Items listed in a dataset:
- - -

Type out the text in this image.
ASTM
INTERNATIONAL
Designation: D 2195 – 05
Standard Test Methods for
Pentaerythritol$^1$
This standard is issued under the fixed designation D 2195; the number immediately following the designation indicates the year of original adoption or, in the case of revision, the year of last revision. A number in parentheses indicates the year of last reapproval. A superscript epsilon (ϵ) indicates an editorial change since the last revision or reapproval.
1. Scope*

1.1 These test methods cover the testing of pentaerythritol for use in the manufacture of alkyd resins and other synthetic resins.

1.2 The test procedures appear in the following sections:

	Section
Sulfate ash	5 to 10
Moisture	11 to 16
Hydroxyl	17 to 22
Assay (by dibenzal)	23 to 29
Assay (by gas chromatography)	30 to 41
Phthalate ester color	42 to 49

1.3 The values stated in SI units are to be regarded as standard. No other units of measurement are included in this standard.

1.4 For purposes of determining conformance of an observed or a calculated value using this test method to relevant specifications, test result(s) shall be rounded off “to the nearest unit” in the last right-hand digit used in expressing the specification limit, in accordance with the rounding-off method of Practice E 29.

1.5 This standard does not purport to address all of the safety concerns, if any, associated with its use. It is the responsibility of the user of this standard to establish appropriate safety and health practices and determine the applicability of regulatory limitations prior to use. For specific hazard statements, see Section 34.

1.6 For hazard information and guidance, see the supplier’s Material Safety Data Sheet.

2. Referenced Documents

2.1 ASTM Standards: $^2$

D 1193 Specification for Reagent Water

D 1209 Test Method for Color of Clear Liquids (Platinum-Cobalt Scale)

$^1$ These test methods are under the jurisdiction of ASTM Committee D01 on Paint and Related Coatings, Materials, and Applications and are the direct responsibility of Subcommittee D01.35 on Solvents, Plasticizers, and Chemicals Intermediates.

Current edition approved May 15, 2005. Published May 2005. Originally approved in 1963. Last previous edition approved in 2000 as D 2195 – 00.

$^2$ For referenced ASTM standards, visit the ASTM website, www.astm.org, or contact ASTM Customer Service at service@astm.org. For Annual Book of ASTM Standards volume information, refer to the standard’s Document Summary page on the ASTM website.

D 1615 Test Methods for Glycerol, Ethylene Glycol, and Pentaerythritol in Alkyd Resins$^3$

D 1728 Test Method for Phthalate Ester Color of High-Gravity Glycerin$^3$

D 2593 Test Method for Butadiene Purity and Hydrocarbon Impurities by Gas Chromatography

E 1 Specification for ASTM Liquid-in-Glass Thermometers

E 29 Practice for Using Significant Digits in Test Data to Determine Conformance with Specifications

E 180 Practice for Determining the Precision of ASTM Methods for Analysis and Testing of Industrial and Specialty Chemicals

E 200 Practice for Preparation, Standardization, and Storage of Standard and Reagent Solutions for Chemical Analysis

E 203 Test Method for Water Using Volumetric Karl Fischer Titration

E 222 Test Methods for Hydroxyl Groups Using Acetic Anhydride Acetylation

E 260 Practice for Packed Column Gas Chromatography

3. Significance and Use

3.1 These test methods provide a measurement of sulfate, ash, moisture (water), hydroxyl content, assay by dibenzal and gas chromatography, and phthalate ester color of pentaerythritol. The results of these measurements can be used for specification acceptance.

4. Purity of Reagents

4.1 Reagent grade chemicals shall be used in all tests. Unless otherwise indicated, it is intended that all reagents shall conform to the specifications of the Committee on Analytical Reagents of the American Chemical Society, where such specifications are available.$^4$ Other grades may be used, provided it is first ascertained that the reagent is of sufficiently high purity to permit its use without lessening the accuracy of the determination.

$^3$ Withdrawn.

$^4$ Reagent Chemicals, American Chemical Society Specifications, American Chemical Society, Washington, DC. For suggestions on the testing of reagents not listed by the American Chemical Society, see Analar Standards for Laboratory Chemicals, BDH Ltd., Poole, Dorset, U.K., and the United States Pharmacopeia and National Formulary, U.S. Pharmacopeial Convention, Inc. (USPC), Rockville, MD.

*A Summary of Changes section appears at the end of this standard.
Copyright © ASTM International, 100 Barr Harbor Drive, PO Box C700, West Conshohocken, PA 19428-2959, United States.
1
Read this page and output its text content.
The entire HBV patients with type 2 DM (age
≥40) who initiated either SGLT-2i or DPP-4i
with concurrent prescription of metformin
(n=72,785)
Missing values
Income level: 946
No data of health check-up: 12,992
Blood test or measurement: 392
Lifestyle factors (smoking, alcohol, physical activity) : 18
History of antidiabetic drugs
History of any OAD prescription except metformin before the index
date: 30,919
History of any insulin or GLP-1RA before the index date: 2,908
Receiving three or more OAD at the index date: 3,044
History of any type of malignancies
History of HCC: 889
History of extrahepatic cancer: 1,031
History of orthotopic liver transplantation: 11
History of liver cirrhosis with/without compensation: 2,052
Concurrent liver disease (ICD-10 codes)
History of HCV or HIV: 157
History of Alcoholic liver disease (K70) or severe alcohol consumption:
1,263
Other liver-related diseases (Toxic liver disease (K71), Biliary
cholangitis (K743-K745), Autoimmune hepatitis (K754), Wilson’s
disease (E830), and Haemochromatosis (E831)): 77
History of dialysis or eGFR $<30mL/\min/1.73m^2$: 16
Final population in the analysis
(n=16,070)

- - -

#### [Work to complete]
Output the entries above in their entirety, exactly as written.

#### [Response area]
Type out the text in this image.
ASTM
INTERNATIONAL
Designation: D 2195 – 05
Standard Test Methods for
Pentaerythritol$^1$
This standard is issued under the fixed designation D 2195; the number immediately following the designation indicates the year of original adoption or, in the case of revision, the year of last revision. A number in parentheses indicates the year of last reapproval. A superscript epsilon (ϵ) indicates an editorial change since the last revision or reapproval.
1. Scope*

1.1 These test methods cover the testing of pentaerythritol for use in the manufacture of alkyd resins and other synthetic resins.

1.2 The test procedures appear in the following sections:

	Section
Sulfate ash	5 to 10
Moisture	11 to 16
Hydroxyl	17 to 22
Assay (by dibenzal)	23 to 29
Assay (by gas chromatography)	30 to 41
Phthalate ester color	42 to 49

1.3 The values stated in SI units are to be regarded as standard. No other units of measurement are included in this standard.

1.4 For purposes of determining conformance of an observed or a calculated value using this test method to relevant specifications, test result(s) shall be rounded off “to the nearest unit” in the last right-hand digit used in expressing the specification limit, in accordance with the rounding-off method of Practice E 29.

1.5 This standard does not purport to address all of the safety concerns, if any, associated with its use. It is the responsibility of the user of this standard to establish appropriate safety and health practices and determine the applicability of regulatory limitations prior to use. For specific hazard statements, see Section 34.

1.6 For hazard information and guidance, see the supplier’s Material Safety Data Sheet.

2. Referenced Documents

2.1 ASTM Standards: $^2$

D 1193 Specification for Reagent Water

D 1209 Test Method for Color of Clear Liquids (Platinum-Cobalt Scale)

$^1$ These test methods are under the jurisdiction of ASTM Committee D01 on Paint and Related Coatings, Materials, and Applications and are the direct responsibility of Subcommittee D01.35 on Solvents, Plasticizers, and Chemicals Intermediates.

Current edition approved May 15, 2005. Published May 2005. Originally approved in 1963. Last previous edition approved in 2000 as D 2195 – 00.

$^2$ For referenced ASTM standards, visit the ASTM website, www.astm.org, or contact ASTM Customer Service at service@astm.org. For Annual Book of ASTM Standards volume information, refer to the standard’s Document Summary page on the ASTM website.

D 1615 Test Methods for Glycerol, Ethylene Glycol, and Pentaerythritol in Alkyd Resins$^3$

D 1728 Test Method for Phthalate Ester Color of High-Gravity Glycerin$^3$

D 2593 Test Method for Butadiene Purity and Hydrocarbon Impurities by Gas Chromatography

E 1 Specification for ASTM Liquid-in-Glass Thermometers

E 29 Practice for Using Significant Digits in Test Data to Determine Conformance with Specifications

E 180 Practice for Determining the Precision of ASTM Methods for Analysis and Testing of Industrial and Specialty Chemicals

E 200 Practice for Preparation, Standardization, and Storage of Standard and Reagent Solutions for Chemical Analysis

E 203 Test Method for Water Using Volumetric Karl Fischer Titration

E 222 Test Methods for Hydroxyl Groups Using Acetic Anhydride Acetylation

E 260 Practice for Packed Column Gas Chromatography

3. Significance and Use

3.1 These test methods provide a measurement of sulfate, ash, moisture (water), hydroxyl content, assay by dibenzal and gas chromatography, and phthalate ester color of pentaerythritol. The results of these measurements can be used for specification acceptance.

4. Purity of Reagents

4.1 Reagent grade chemicals shall be used in all tests. Unless otherwise indicated, it is intended that all reagents shall conform to the specifications of the Committee on Analytical Reagents of the American Chemical Society, where such specifications are available.$^4$ Other grades may be used, provided it is first ascertained that the reagent is of sufficiently high purity to permit its use without lessening the accuracy of the determination.

$^3$ Withdrawn.

$^4$ Reagent Chemicals, American Chemical Society Specifications, American Chemical Society, Washington, DC. For suggestions on the testing of reagents not listed by the American Chemical Society, see Analar Standards for Laboratory Chemicals, BDH Ltd., Poole, Dorset, U.K., and the United States Pharmacopeia and National Formulary, U.S. Pharmacopeial Convention, Inc. (USPC), Rockville, MD.

*A Summary of Changes section appears at the end of this standard.
Copyright © ASTM International, 100 Barr Harbor Drive, PO Box C700, West Conshohocken, PA 19428-2959, United States.
1
Read this page and output its text content.
The entire HBV patients with type 2 DM (age
≥40) who initiated either SGLT-2i or DPP-4i
with concurrent prescription of metformin
(n=72,785)
Missing values
Income level: 946
No data of health check-up: 12,992
Blood test or measurement: 392
Lifestyle factors (smoking, alcohol, physical activity) : 18
History of antidiabetic drugs
History of any OAD prescription except metformin before the index
date: 30,919
History of any insulin or GLP-1RA before the index date: 2,908
Receiving three or more OAD at the index date: 3,044
History of any type of malignancies
History of HCC: 889
History of extrahepatic cancer: 1,031
History of orthotopic liver transplantation: 11
History of liver cirrhosis with/without compensation: 2,052
Concurrent liver disease (ICD-10 codes)
History of HCV or HIV: 157
History of Alcoholic liver disease (K70) or severe alcohol consumption:
1,263
Other liver-related diseases (Toxic liver disease (K71), Biliary
cholangitis (K743-K745), Autoimmune hepatitis (K754), Wilson’s
disease (E830), and Haemochromatosis (E831)): 77
History of dialysis or eGFR $<30mL/\min/1.73m^2$: 16
Final population in the analysis
(n=16,070)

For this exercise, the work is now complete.